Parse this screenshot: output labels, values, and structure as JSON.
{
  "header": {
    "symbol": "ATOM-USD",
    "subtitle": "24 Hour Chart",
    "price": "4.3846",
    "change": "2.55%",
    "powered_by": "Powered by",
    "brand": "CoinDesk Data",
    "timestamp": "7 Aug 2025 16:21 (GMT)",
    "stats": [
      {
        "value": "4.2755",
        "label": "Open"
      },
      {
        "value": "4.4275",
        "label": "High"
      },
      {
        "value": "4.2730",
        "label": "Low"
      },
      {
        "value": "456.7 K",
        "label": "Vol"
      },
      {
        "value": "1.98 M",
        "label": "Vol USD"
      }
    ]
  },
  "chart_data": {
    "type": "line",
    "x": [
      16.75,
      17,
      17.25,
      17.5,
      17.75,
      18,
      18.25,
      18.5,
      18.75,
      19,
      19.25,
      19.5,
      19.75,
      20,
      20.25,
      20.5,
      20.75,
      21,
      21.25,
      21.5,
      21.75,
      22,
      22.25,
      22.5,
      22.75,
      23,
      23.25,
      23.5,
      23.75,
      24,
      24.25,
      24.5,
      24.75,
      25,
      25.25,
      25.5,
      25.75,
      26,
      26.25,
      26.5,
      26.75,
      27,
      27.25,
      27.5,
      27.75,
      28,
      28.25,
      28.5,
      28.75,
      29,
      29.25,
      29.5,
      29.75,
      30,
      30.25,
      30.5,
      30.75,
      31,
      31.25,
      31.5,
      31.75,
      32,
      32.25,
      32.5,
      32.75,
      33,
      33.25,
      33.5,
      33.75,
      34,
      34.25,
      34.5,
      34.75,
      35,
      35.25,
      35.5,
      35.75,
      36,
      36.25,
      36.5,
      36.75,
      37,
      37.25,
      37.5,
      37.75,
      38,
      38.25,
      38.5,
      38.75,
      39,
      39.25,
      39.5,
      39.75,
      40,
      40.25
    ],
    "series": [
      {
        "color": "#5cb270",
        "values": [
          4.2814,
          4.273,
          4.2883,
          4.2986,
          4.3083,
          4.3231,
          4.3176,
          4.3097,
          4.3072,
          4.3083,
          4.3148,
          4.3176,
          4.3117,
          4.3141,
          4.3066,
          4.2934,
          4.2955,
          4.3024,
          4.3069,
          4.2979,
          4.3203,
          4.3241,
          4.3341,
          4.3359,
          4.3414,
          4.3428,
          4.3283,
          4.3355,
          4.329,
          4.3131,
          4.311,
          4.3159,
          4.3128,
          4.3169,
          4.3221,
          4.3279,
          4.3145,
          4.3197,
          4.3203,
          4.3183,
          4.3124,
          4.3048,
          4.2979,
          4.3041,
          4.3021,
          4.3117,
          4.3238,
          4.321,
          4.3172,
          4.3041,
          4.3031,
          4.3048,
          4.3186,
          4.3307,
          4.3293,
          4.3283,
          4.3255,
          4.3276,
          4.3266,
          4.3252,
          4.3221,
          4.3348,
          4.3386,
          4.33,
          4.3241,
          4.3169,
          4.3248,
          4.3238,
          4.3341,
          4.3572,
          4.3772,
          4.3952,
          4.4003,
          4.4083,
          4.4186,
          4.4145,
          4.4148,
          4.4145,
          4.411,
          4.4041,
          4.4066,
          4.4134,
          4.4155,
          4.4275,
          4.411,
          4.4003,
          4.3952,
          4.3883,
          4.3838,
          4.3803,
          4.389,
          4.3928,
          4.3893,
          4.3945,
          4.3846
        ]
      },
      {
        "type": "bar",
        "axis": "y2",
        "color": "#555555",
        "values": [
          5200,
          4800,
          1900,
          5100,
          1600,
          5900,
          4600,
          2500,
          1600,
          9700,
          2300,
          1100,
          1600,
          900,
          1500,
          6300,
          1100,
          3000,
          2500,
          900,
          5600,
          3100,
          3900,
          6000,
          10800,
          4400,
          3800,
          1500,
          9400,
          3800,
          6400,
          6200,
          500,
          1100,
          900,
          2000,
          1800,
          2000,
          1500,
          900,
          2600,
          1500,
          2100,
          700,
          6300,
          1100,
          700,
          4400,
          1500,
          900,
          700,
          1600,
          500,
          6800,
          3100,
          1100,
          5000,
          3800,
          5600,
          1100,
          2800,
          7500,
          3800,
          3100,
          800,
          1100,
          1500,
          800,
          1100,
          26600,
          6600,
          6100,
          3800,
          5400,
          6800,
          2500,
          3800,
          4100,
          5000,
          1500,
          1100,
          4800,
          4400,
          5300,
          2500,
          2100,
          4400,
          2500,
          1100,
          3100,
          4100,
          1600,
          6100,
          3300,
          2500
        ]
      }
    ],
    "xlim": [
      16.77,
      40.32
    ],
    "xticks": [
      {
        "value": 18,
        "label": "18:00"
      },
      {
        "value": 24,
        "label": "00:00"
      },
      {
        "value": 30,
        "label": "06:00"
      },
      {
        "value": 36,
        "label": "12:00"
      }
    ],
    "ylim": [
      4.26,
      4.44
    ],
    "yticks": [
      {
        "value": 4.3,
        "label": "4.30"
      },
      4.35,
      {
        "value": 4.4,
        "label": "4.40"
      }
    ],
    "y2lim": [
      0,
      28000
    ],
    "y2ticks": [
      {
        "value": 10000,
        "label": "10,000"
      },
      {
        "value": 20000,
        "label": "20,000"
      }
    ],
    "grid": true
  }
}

_ _ _ _

To do: All of the lines above must be returned exactly.

Answer to the exercise:
Parse this screenshot: output labels, values, and structure as JSON.
{
  "header": {
    "symbol": "ATOM-USD",
    "subtitle": "24 Hour Chart",
    "price": "4.3846",
    "change": "2.55%",
    "powered_by": "Powered by",
    "brand": "CoinDesk Data",
    "timestamp": "7 Aug 2025 16:21 (GMT)",
    "stats": [
      {
        "value": "4.2755",
        "label": "Open"
      },
      {
        "value": "4.4275",
        "label": "High"
      },
      {
        "value": "4.2730",
        "label": "Low"
      },
      {
        "value": "456.7 K",
        "label": "Vol"
      },
      {
        "value": "1.98 M",
        "label": "Vol USD"
      }
    ]
  },
  "chart_data": {
    "type": "line",
    "x": [
      16.75,
      17,
      17.25,
      17.5,
      17.75,
      18,
      18.25,
      18.5,
      18.75,
      19,
      19.25,
      19.5,
      19.75,
      20,
      20.25,
      20.5,
      20.75,
      21,
      21.25,
      21.5,
      21.75,
      22,
      22.25,
      22.5,
      22.75,
      23,
      23.25,
      23.5,
      23.75,
      24,
      24.25,
      24.5,
      24.75,
      25,
      25.25,
      25.5,
      25.75,
      26,
      26.25,
      26.5,
      26.75,
      27,
      27.25,
      27.5,
      27.75,
      28,
      28.25,
      28.5,
      28.75,
      29,
      29.25,
      29.5,
      29.75,
      30,
      30.25,
      30.5,
      30.75,
      31,
      31.25,
      31.5,
      31.75,
      32,
      32.25,
      32.5,
      32.75,
      33,
      33.25,
      33.5,
      33.75,
      34,
      34.25,
      34.5,
      34.75,
      35,
      35.25,
      35.5,
      35.75,
      36,
      36.25,
      36.5,
      36.75,
      37,
      37.25,
      37.5,
      37.75,
      38,
      38.25,
      38.5,
      38.75,
      39,
      39.25,
      39.5,
      39.75,
      40,
      40.25
    ],
    "series": [
      {
        "color": "#5cb270",
        "values": [
          4.2814,
          4.273,
          4.2883,
          4.2986,
          4.3083,
          4.3231,
          4.3176,
          4.3097,
          4.3072,
          4.3083,
          4.3148,
          4.3176,
          4.3117,
          4.3141,
          4.3066,
          4.2934,
          4.2955,
          4.3024,
          4.3069,
          4.2979,
          4.3203,
          4.3241,
          4.3341,
          4.3359,
          4.3414,
          4.3428,
          4.3283,
          4.3355,
          4.329,
          4.3131,
          4.311,
          4.3159,
          4.3128,
          4.3169,
          4.3221,
          4.3279,
          4.3145,
          4.3197,
          4.3203,
          4.3183,
          4.3124,
          4.3048,
          4.2979,
          4.3041,
          4.3021,
          4.3117,
          4.3238,
          4.321,
          4.3172,
          4.3041,
          4.3031,
          4.3048,
          4.3186,
          4.3307,
          4.3293,
          4.3283,
          4.3255,
          4.3276,
          4.3266,
          4.3252,
          4.3221,
          4.3348,
          4.3386,
          4.33,
          4.3241,
          4.3169,
          4.3248,
          4.3238,
          4.3341,
          4.3572,
          4.3772,
          4.3952,
          4.4003,
          4.4083,
          4.4186,
          4.4145,
          4.4148,
          4.4145,
          4.411,
          4.4041,
          4.4066,
          4.4134,
          4.4155,
          4.4275,
          4.411,
          4.4003,
          4.3952,
          4.3883,
          4.3838,
          4.3803,
          4.389,
          4.3928,
          4.3893,
          4.3945,
          4.3846
        ]
      },
      {
        "type": "bar",
        "axis": "y2",
        "color": "#555555",
        "values": [
          5200,
          4800,
          1900,
          5100,
          1600,
          5900,
          4600,
          2500,
          1600,
          9700,
          2300,
          1100,
          1600,
          900,
          1500,
          6300,
          1100,
          3000,
          2500,
          900,
          5600,
          3100,
          3900,
          6000,
          10800,
          4400,
          3800,
          1500,
          9400,
          3800,
          6400,
          6200,
          500,
          1100,
          900,
          2000,
          1800,
          2000,
          1500,
          900,
          2600,
          1500,
          2100,
          700,
          6300,
          1100,
          700,
          4400,
          1500,
          900,
          700,
          1600,
          500,
          6800,
          3100,
          1100,
          5000,
          3800,
          5600,
          1100,
          2800,
          7500,
          3800,
          3100,
          800,
          1100,
          1500,
          800,
          1100,
          26600,
          6600,
          6100,
          3800,
          5400,
          6800,
          2500,
          3800,
          4100,
          5000,
          1500,
          1100,
          4800,
          4400,
          5300,
          2500,
          2100,
          4400,
          2500,
          1100,
          3100,
          4100,
          1600,
          6100,
          3300,
          2500
        ]
      }
    ],
    "xlim": [
      16.77,
      40.32
    ],
    "xticks": [
      {
        "value": 18,
        "label": "18:00"
      },
      {
        "value": 24,
        "label": "00:00"
      },
      {
        "value": 30,
        "label": "06:00"
      },
      {
        "value": 36,
        "label": "12:00"
      }
    ],
    "ylim": [
      4.26,
      4.44
    ],
    "yticks": [
      {
        "value": 4.3,
        "label": "4.30"
      },
      4.35,
      {
        "value": 4.4,
        "label": "4.40"
      }
    ],
    "y2lim": [
      0,
      28000
    ],
    "y2ticks": [
      {
        "value": 10000,
        "label": "10,000"
      },
      {
        "value": 20000,
        "label": "20,000"
      }
    ],
    "grid": true
  }
}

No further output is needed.